List every line in this data where the string "screenshot" occurs.

Entries from a visual dataset
###
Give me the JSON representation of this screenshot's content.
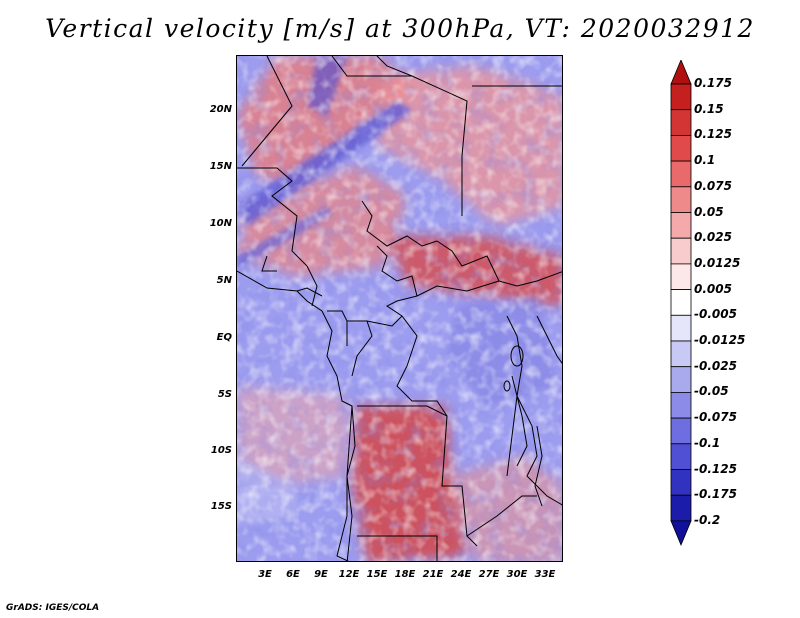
{
  "title": "Vertical velocity [m/s] at 300hPa, VT: 2020032912",
  "footer": "GrADS: IGES/COLA",
  "axes": {
    "lat_labels": [
      "20N",
      "15N",
      "10N",
      "5N",
      "EQ",
      "5S",
      "10S",
      "15S"
    ],
    "lon_labels": [
      "3E",
      "6E",
      "9E",
      "12E",
      "15E",
      "18E",
      "21E",
      "24E",
      "27E",
      "30E",
      "33E"
    ]
  },
  "colorbar": {
    "labels": [
      "0.175",
      "0.15",
      "0.125",
      "0.1",
      "0.075",
      "0.05",
      "0.025",
      "0.0125",
      "0.005",
      "-0.005",
      "-0.0125",
      "-0.025",
      "-0.05",
      "-0.075",
      "-0.1",
      "-0.125",
      "-0.175",
      "-0.2"
    ],
    "colors": [
      "#b01010",
      "#c42020",
      "#d33535",
      "#e04a4a",
      "#e86a6a",
      "#ee8a8a",
      "#f4aaaa",
      "#f8cccc",
      "#fce8e8",
      "#ffffff",
      "#e6e6fb",
      "#c9c9f5",
      "#a9a9ee",
      "#8c8ce8",
      "#6e6ee0",
      "#5050d4",
      "#3232c0",
      "#1c1caa",
      "#10109a"
    ]
  },
  "colors": {
    "background_blue": "#9d9df0",
    "field_red": "#e87070",
    "field_red_strong": "#c42020",
    "field_blue_strong": "#4040cc"
  }
}
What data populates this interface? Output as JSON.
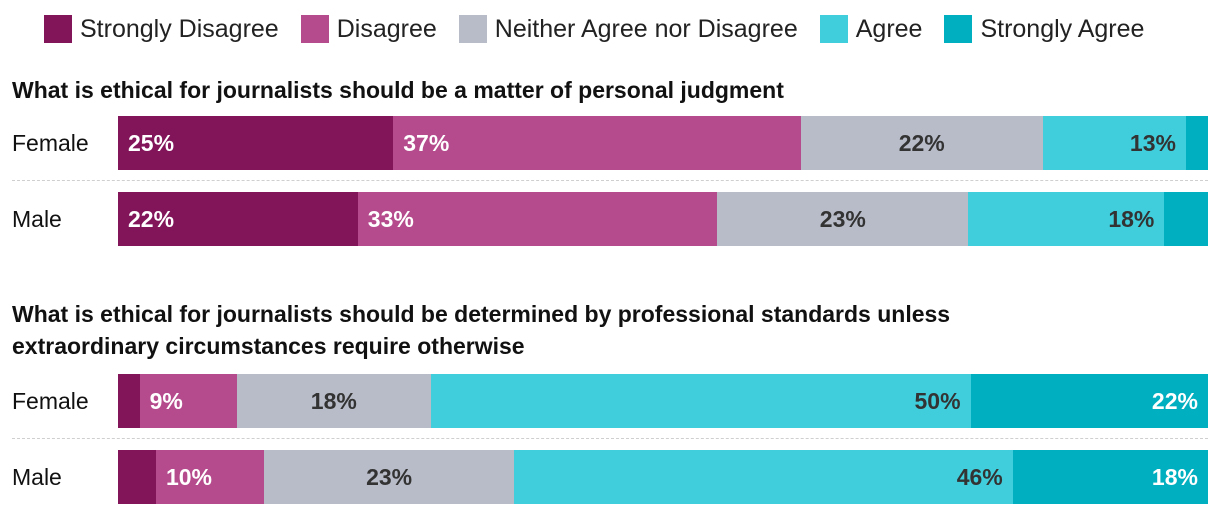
{
  "chart_data": {
    "type": "bar",
    "orientation": "horizontal",
    "stacked": true,
    "normalized": true,
    "legend": {
      "position": "top",
      "entries": [
        {
          "name": "Strongly Disagree",
          "color": "#82145a"
        },
        {
          "name": "Disagree",
          "color": "#b54b8c"
        },
        {
          "name": "Neither Agree nor Disagree",
          "color": "#b8bcc8"
        },
        {
          "name": "Agree",
          "color": "#40cedc"
        },
        {
          "name": "Strongly Agree",
          "color": "#00b0c0"
        }
      ]
    },
    "panels": [
      {
        "title": "What is ethical for journalists should be a matter of personal judgment",
        "categories": [
          "Female",
          "Male"
        ],
        "series": [
          {
            "name": "Strongly Disagree",
            "values": [
              25,
              22
            ],
            "labels": [
              "25%",
              "22%"
            ]
          },
          {
            "name": "Disagree",
            "values": [
              37,
              33
            ],
            "labels": [
              "37%",
              "33%"
            ]
          },
          {
            "name": "Neither Agree nor Disagree",
            "values": [
              22,
              23
            ],
            "labels": [
              "22%",
              "23%"
            ]
          },
          {
            "name": "Agree",
            "values": [
              13,
              18
            ],
            "labels": [
              "13%",
              "18%"
            ]
          },
          {
            "name": "Strongly Agree",
            "values": [
              2,
              4
            ],
            "labels": [
              "",
              ""
            ]
          }
        ]
      },
      {
        "title": "What is ethical for journalists should be determined by professional standards unless extraordinary circumstances require otherwise",
        "categories": [
          "Female",
          "Male"
        ],
        "series": [
          {
            "name": "Strongly Disagree",
            "values": [
              2,
              3.5
            ],
            "labels": [
              "",
              ""
            ]
          },
          {
            "name": "Disagree",
            "values": [
              9,
              10
            ],
            "labels": [
              "9%",
              "10%"
            ]
          },
          {
            "name": "Neither Agree nor Disagree",
            "values": [
              18,
              23
            ],
            "labels": [
              "18%",
              "23%"
            ]
          },
          {
            "name": "Agree",
            "values": [
              50,
              46
            ],
            "labels": [
              "50%",
              "46%"
            ]
          },
          {
            "name": "Strongly Agree",
            "values": [
              22,
              18
            ],
            "labels": [
              "22%",
              "18%"
            ]
          }
        ]
      }
    ]
  }
}
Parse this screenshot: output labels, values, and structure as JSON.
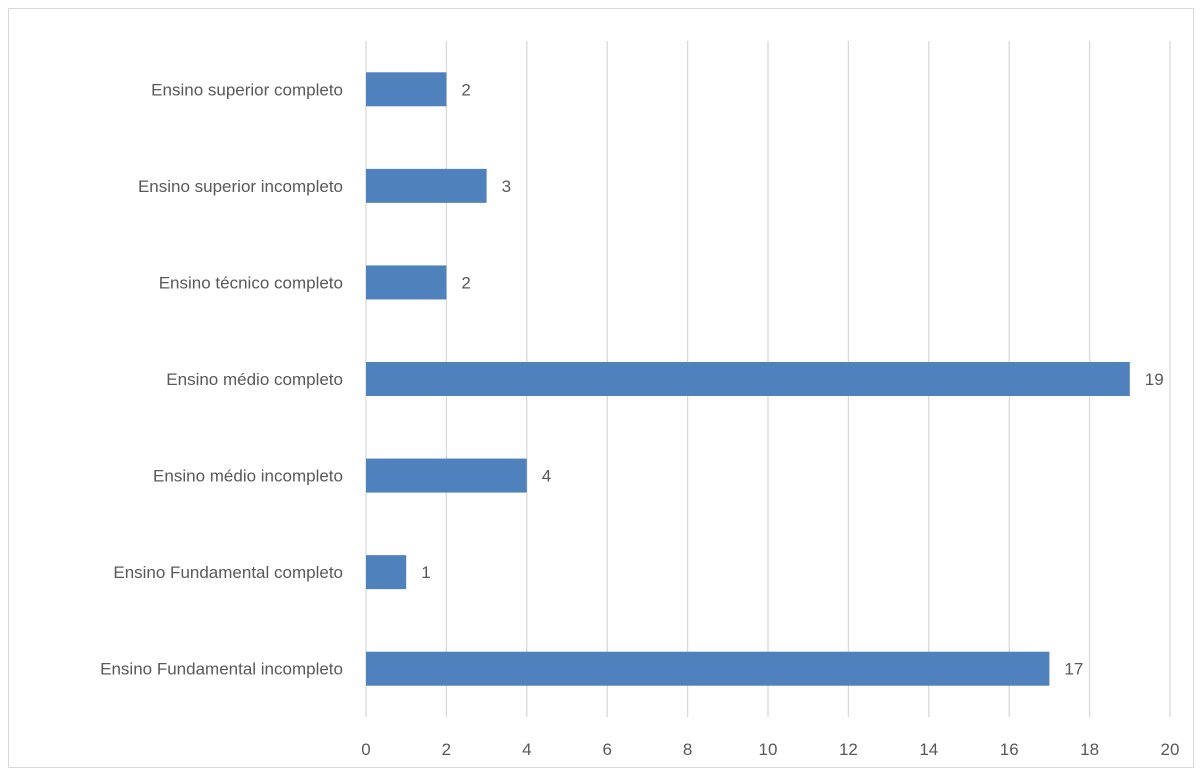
###
FULL RESPONSE
Give me the JSON representation of this screenshot's content.
Parse this screenshot: output labels, values, and structure as JSON.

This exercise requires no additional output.